**Quoted passage:**

*** Begin section ***

The ethics of HIV transmission
Elsewhere in this issue, two papers explore different sets of ethical issues relating to HIV. Bram Wispelwey notes that there are moves in the United States to relax the current ban on organ donations from HIV-positive patients (see page 367). Soon, donations from such patients may be permitted in cases where the recipient is also HIV-positive. Wispelwey notes that this raises the issue of whether HIV-negative patients should also be allowed to receive organs from HIV-positive donors. He argues that, given the risks surrounding organ donation (and those surrounding not receiving an organ that one needs), a universal ban on HIV-positive to HIV-negative organ donation is likely unjustifiable.
Catherine Stanton considers legal and ethical issues surrounding the transmission of HIV from women to their babies (see page 375). She reflects on whether laws used to prosecute those who transmit HIV to sexual partners could be used to prosecute mother-to-baby transmission through pregnancy, childbirth, or breastfeeding. She is doubtful that such prosecutions would occur, but she argues for the importance of evaluating whether, and in what circumstances, criminalising the transmission of disease is the best way of safeguarding public health.

*** End section ***

**Records in a dataset:**
*** Begin section ***

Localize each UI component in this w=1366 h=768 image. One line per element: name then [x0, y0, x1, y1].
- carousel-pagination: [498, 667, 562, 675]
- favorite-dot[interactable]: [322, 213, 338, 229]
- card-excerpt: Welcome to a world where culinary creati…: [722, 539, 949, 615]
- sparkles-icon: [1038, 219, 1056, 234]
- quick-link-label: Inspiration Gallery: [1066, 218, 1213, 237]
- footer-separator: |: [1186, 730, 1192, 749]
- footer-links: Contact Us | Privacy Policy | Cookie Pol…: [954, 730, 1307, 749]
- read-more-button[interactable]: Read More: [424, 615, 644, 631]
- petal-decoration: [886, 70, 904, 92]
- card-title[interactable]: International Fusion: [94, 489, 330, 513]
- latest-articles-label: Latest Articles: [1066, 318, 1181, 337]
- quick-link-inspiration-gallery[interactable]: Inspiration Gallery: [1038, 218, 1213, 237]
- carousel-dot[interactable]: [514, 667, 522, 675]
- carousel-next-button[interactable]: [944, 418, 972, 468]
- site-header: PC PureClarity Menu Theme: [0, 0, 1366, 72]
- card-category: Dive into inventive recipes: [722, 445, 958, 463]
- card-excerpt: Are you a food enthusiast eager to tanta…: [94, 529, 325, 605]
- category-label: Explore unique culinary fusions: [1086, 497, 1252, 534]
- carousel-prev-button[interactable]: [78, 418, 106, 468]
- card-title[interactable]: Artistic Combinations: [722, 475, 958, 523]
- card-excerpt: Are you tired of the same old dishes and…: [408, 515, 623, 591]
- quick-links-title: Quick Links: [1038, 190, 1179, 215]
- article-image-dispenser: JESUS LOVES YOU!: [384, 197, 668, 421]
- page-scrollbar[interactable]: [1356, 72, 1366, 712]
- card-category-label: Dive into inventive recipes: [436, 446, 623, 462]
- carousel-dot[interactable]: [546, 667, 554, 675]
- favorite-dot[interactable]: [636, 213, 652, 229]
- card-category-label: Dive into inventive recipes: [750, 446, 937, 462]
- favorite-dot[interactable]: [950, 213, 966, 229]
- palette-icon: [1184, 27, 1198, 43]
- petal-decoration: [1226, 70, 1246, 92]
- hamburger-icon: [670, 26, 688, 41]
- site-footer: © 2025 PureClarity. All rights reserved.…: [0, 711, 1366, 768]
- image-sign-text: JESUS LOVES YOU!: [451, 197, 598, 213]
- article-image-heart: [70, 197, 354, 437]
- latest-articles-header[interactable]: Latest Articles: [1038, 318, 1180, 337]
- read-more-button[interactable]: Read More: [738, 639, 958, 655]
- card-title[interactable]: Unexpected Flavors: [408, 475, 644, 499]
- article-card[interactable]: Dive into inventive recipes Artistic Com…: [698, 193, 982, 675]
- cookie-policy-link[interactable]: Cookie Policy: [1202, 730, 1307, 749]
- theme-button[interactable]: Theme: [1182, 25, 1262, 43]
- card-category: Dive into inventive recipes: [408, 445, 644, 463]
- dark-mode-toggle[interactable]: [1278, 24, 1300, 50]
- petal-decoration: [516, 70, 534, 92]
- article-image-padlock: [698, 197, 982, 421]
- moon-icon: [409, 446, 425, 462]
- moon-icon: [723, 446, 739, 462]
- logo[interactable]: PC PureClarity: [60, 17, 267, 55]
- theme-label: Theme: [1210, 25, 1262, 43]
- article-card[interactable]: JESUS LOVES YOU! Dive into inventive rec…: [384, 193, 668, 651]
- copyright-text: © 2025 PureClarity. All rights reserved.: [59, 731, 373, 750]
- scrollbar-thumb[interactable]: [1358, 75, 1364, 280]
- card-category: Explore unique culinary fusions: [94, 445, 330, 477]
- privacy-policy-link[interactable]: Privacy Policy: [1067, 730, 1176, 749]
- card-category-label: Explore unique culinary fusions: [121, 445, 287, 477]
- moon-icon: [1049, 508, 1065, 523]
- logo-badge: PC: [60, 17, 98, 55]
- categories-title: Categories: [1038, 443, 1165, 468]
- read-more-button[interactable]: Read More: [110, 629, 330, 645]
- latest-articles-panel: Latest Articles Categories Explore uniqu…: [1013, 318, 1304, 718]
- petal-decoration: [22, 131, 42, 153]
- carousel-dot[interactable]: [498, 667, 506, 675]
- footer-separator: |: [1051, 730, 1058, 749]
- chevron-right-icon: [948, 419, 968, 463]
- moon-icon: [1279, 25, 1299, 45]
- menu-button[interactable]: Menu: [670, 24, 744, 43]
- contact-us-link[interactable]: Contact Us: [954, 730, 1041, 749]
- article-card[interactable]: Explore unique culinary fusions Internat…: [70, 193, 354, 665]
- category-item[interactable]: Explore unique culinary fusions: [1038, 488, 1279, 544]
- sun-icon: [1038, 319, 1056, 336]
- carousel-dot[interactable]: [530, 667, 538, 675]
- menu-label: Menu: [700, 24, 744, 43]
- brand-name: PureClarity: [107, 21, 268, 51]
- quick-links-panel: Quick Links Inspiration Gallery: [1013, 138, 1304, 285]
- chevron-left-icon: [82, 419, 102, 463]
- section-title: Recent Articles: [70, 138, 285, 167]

*** End section ***

**Activity:** Extend the editorial on the ethics of HIV transmission, picking up after its final sentence. The records are separate material and are not part of the text on HIV transmission ethics.

**Exercise answer:**
Information, consent, and informed consent
Robert Torrance continues a debate, started by Charlotte Blease in an earlier issue of the Journal of Medical Ethics, about what conditions must be met in order for patients to consent to receive electroconvulsive therapy (ECT) (see page 371). Blease had argued that patients' attention should be drawn to disagreements about ECT's effectiveness and about the mechanism by which it works. In addition to contesting Blease's portrayal of research on ECT, Torrance debates the relevance of ensuring that patients understand the mechanism by which their proposed treatments are effective.
Charles Foster addresses a very different issue relating to medical information (see page 379). He considers whether we would have legal grounds to object to someone's public disclosure of her medical information in cases where this would effectively also disclose our own medical information. (The example Foster uses involves a set of identical twin celebrities, where the decision of one to publicise his genetic disease would lead the public to infer, correctly, that his twin has the same disease.) In doing so, he weighs the ‘joint account’ model of medical information—which compares the shared ownership of genetic information to the shared ownership of funds in a joint bank account—against other legal approaches to confidentiality, and speculates about how it is likely to be viewed in court.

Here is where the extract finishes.